_DATA EXCERPTS:_
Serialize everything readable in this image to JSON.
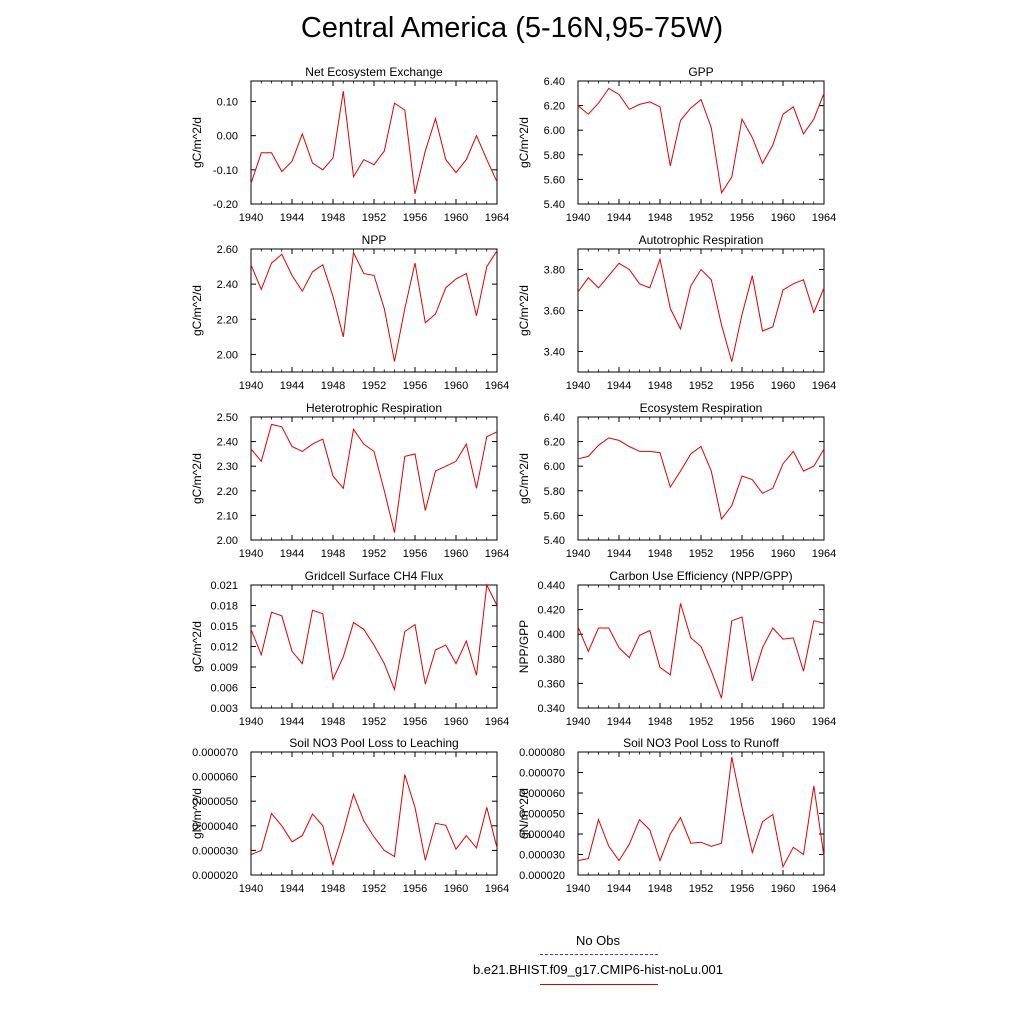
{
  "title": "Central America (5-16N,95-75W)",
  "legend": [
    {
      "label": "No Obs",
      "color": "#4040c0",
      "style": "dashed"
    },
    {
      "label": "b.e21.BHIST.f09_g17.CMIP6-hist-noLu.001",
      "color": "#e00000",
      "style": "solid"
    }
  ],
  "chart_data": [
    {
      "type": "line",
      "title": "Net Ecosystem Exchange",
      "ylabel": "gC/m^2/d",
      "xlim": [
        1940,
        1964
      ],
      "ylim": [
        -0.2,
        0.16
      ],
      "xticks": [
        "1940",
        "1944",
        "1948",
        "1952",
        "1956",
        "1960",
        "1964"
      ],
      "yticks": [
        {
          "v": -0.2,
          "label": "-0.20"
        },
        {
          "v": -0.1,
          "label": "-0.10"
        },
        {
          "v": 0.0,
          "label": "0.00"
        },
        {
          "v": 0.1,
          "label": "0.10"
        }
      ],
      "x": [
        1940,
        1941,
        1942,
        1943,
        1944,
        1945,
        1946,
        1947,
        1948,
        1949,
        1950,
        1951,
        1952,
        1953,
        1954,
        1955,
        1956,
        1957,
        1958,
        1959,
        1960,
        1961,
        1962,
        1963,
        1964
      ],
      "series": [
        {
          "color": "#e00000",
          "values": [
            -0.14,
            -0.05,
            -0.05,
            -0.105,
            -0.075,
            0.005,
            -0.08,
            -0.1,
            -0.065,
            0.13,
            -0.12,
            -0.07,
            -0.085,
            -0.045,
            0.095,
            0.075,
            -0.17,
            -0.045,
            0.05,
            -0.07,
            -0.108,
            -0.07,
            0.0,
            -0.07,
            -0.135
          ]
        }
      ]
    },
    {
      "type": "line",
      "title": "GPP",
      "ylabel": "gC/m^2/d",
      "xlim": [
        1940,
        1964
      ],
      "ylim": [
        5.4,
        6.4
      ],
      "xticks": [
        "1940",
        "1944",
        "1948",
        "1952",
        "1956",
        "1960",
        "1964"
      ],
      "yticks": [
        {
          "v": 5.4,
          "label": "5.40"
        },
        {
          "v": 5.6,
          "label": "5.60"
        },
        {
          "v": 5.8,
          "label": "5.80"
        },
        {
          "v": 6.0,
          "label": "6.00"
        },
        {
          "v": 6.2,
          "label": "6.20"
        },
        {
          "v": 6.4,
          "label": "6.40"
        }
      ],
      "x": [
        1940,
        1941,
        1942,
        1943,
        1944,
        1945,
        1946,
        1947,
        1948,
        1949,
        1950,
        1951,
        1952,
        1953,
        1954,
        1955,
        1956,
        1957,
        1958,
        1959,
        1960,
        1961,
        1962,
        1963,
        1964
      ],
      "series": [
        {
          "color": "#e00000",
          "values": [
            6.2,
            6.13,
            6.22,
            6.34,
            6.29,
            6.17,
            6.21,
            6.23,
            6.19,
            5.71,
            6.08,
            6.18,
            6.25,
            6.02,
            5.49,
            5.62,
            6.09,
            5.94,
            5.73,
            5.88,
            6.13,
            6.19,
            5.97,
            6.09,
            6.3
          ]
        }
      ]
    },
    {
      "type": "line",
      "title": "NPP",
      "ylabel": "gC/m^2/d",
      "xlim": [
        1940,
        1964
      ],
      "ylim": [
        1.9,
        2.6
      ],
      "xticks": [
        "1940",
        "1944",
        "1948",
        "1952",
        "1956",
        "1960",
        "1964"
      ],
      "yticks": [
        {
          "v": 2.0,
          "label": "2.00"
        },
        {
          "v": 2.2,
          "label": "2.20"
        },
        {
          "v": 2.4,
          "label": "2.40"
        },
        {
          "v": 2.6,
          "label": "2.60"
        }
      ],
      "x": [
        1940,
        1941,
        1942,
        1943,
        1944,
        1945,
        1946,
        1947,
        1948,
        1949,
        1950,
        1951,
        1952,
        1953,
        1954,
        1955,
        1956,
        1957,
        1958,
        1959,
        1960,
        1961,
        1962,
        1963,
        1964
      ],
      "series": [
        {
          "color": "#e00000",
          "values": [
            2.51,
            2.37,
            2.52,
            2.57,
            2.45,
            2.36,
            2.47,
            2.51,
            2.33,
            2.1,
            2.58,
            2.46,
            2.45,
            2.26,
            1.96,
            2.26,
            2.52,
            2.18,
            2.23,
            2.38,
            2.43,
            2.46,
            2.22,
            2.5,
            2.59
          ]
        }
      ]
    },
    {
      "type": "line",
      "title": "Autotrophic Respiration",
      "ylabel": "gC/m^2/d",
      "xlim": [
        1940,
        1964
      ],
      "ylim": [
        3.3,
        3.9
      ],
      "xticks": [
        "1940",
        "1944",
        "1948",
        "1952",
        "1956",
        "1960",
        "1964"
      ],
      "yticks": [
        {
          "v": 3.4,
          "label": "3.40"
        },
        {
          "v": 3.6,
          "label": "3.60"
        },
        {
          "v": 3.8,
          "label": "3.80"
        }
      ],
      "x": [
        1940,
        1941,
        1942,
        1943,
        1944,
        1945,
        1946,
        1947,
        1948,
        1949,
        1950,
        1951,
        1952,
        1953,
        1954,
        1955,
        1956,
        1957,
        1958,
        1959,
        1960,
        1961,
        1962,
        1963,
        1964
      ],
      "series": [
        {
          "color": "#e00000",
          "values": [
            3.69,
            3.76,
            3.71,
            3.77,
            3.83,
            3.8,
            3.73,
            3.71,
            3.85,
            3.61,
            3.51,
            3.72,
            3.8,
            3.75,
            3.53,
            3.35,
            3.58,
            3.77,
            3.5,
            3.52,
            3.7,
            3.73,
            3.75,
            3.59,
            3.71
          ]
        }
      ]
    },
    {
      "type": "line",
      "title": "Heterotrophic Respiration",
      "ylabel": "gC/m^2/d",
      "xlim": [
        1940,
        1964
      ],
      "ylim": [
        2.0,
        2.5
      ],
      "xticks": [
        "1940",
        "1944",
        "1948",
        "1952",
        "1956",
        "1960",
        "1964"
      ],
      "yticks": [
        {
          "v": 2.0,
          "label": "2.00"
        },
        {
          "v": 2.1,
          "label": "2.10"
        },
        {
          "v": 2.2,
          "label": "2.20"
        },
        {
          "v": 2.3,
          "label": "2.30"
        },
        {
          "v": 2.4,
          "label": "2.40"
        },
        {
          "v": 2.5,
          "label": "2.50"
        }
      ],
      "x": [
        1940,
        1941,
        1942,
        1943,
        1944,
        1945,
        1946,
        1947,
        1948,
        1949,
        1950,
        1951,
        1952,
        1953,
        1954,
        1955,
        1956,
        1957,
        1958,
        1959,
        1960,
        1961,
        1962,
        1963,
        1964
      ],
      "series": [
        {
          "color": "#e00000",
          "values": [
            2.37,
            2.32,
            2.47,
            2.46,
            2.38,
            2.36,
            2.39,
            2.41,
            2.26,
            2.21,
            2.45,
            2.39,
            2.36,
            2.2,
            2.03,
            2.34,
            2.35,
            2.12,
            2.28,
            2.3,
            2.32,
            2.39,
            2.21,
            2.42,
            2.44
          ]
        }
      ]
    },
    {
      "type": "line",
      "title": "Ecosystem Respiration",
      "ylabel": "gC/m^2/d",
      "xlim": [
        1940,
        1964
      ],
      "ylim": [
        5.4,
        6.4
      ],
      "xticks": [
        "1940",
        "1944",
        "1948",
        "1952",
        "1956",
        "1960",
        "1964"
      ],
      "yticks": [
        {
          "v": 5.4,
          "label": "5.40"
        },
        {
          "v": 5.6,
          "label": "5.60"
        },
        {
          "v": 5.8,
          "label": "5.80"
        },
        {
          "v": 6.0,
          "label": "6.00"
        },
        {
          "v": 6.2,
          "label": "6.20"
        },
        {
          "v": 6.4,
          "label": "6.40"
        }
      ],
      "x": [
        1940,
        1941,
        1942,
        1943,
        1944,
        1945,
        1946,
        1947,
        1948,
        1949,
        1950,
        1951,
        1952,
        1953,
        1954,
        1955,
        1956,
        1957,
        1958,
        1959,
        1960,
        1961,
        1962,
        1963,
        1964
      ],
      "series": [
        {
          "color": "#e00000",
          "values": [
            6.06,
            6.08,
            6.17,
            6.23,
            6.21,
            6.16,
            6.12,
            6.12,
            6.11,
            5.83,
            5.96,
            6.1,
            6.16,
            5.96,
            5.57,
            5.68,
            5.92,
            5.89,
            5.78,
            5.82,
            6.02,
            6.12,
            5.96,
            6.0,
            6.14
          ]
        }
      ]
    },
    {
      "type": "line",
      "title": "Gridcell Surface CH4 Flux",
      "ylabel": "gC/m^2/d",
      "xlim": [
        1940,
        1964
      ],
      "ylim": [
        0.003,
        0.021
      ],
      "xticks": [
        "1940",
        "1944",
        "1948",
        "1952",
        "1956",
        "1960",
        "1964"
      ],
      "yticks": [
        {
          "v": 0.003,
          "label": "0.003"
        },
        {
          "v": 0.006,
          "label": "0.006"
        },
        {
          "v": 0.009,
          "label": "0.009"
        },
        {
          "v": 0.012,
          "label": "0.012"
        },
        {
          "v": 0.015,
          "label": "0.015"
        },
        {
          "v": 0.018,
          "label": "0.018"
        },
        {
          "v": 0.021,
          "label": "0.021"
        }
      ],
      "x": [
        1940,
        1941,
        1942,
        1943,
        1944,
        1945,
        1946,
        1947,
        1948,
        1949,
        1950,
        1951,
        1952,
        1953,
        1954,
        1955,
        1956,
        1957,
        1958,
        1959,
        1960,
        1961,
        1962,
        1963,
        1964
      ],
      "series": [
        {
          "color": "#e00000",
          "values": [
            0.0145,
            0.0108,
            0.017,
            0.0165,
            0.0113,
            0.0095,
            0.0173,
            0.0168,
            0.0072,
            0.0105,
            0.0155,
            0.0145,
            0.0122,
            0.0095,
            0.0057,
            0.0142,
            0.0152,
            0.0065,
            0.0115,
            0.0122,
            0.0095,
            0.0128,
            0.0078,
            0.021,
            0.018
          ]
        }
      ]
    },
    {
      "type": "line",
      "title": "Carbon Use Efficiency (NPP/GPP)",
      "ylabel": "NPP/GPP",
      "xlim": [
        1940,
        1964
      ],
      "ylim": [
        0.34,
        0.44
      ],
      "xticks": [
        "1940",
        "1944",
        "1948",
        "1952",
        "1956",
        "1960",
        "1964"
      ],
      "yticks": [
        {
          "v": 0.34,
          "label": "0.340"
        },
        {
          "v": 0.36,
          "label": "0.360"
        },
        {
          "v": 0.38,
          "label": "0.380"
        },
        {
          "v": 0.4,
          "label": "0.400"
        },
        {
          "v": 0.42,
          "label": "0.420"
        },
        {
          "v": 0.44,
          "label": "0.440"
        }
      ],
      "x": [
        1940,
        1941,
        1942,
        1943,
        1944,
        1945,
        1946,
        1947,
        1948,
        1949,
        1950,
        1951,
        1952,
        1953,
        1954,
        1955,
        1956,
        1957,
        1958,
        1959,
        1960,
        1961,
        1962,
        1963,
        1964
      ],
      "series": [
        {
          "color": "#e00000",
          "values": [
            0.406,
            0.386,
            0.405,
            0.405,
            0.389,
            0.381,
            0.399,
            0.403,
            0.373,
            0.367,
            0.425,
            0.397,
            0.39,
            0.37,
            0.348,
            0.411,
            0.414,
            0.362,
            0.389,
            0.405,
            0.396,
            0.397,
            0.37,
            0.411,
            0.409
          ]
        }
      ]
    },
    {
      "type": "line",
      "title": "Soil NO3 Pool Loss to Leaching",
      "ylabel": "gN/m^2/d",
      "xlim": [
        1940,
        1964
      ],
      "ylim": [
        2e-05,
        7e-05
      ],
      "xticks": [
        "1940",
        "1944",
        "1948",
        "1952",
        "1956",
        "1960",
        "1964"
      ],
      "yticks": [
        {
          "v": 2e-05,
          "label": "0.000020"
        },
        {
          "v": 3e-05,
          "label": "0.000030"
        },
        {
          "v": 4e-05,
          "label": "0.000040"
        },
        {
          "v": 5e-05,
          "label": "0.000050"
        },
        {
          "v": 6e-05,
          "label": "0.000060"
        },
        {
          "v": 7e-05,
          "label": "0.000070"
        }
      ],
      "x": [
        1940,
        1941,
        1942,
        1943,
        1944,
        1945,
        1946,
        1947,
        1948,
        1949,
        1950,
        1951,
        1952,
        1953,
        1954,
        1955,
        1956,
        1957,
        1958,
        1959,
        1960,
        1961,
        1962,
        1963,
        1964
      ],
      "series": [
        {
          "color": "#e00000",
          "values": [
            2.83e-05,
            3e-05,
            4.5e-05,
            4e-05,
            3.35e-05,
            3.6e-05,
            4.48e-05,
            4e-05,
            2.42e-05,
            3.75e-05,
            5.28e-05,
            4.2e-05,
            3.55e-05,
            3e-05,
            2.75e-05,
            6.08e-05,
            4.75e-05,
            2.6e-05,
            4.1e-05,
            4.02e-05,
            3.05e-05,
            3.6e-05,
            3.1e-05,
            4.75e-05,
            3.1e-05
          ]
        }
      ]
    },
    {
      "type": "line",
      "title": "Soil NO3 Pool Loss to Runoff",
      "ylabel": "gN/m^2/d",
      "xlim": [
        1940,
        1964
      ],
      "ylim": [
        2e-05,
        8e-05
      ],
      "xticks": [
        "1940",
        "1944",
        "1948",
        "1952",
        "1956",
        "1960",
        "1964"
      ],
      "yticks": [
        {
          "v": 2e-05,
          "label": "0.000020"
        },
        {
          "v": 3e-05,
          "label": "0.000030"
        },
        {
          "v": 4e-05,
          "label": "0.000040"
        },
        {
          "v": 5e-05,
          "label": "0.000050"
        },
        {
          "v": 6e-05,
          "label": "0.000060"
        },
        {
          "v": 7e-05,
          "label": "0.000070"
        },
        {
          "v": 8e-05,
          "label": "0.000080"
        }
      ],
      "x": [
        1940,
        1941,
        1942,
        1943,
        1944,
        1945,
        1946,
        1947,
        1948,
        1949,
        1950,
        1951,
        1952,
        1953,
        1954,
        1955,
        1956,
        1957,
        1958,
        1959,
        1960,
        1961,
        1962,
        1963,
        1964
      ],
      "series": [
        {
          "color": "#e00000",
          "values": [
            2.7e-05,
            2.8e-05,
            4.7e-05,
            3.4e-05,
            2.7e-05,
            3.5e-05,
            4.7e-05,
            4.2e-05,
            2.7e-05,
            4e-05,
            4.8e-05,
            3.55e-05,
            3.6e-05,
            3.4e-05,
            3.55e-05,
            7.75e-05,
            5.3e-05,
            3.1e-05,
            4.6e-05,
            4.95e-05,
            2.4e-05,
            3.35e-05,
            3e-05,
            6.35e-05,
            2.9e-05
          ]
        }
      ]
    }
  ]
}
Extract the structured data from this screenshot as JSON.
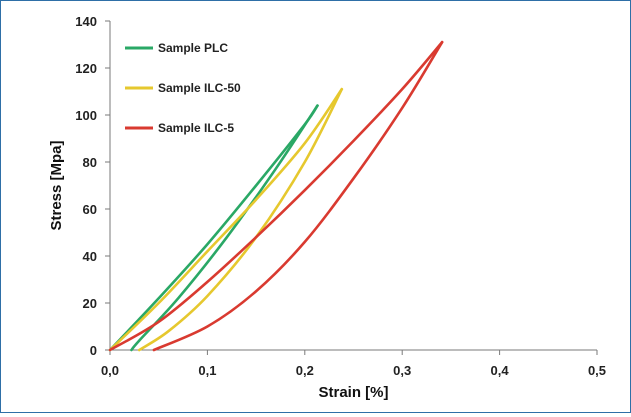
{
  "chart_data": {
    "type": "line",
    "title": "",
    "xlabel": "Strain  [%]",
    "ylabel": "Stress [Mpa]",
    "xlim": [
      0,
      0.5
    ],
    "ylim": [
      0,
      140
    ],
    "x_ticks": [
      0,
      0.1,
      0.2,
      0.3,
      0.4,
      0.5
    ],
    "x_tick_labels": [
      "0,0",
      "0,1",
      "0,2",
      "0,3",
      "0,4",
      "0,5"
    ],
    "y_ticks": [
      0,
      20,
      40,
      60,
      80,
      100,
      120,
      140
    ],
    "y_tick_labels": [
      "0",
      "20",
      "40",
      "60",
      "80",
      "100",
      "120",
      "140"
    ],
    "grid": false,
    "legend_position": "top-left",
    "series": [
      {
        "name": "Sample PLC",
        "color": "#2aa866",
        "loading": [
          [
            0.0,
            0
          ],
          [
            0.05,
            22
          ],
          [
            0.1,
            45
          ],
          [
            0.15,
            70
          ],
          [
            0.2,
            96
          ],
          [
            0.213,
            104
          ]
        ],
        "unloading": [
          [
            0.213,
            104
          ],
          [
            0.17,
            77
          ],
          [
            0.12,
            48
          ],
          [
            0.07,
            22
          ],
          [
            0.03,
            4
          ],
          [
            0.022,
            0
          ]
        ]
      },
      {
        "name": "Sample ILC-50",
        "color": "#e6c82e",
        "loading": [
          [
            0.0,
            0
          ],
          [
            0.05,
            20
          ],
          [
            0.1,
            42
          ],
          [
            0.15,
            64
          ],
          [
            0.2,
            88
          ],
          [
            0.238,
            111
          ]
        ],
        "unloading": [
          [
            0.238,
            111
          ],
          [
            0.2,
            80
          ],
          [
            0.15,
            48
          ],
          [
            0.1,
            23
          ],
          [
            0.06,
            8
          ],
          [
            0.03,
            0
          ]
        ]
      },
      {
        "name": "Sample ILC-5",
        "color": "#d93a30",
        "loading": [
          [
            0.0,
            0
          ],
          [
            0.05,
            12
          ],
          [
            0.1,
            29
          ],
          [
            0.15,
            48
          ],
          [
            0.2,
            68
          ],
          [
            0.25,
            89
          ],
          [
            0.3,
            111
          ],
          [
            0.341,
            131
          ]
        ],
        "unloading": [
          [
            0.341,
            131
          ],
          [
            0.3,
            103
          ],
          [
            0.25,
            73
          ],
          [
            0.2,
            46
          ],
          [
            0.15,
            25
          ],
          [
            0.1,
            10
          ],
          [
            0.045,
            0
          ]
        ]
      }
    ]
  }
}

_THE TASK:_ Using the listing above, gather each line that holds the string "Ecosystem" and copy it.

_PROBLEM SOLUTION:_
      "title": "Net Ecosystem Exchange",
      "title": "Ecosystem Respiration",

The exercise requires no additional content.